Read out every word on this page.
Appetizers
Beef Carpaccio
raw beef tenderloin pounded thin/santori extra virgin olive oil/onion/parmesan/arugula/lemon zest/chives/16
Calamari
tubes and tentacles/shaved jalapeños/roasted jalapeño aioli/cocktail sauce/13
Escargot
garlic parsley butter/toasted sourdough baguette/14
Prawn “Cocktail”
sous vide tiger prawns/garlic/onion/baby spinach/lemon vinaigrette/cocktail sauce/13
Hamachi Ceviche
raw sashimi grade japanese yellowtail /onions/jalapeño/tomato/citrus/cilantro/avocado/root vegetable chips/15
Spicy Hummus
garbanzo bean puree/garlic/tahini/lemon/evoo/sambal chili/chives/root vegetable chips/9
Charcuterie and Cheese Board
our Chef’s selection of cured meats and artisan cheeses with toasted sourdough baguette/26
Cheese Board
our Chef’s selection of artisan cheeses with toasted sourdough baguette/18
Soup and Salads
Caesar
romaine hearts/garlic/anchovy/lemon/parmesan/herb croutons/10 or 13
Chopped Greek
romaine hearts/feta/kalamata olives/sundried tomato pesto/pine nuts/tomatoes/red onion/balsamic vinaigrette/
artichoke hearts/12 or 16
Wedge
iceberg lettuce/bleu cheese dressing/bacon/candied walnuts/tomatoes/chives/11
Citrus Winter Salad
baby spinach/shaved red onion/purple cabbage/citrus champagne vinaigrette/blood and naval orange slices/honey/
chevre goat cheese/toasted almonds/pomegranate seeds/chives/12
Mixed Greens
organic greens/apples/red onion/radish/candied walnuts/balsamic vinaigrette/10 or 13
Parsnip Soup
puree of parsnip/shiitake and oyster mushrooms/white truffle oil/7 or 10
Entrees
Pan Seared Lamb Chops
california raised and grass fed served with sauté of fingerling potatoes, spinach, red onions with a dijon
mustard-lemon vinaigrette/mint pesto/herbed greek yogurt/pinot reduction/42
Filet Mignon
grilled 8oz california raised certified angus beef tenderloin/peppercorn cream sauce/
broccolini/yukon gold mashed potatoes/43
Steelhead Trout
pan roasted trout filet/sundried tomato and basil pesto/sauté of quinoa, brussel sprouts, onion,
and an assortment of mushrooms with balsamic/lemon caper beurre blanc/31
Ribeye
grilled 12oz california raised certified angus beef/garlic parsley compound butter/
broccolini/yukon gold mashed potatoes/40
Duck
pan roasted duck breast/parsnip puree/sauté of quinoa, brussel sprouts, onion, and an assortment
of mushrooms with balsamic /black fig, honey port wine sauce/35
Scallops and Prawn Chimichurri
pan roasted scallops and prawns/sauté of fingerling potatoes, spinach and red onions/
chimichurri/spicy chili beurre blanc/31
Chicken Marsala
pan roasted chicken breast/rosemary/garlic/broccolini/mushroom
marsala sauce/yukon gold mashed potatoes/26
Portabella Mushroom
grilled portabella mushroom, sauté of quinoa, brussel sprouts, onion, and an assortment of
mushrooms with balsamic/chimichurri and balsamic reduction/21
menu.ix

================

THE REQUEST =>
Of the lines above, how many contain the word "parmesan"? Provide the number and nothing else.

TASK RESPONSE =>
2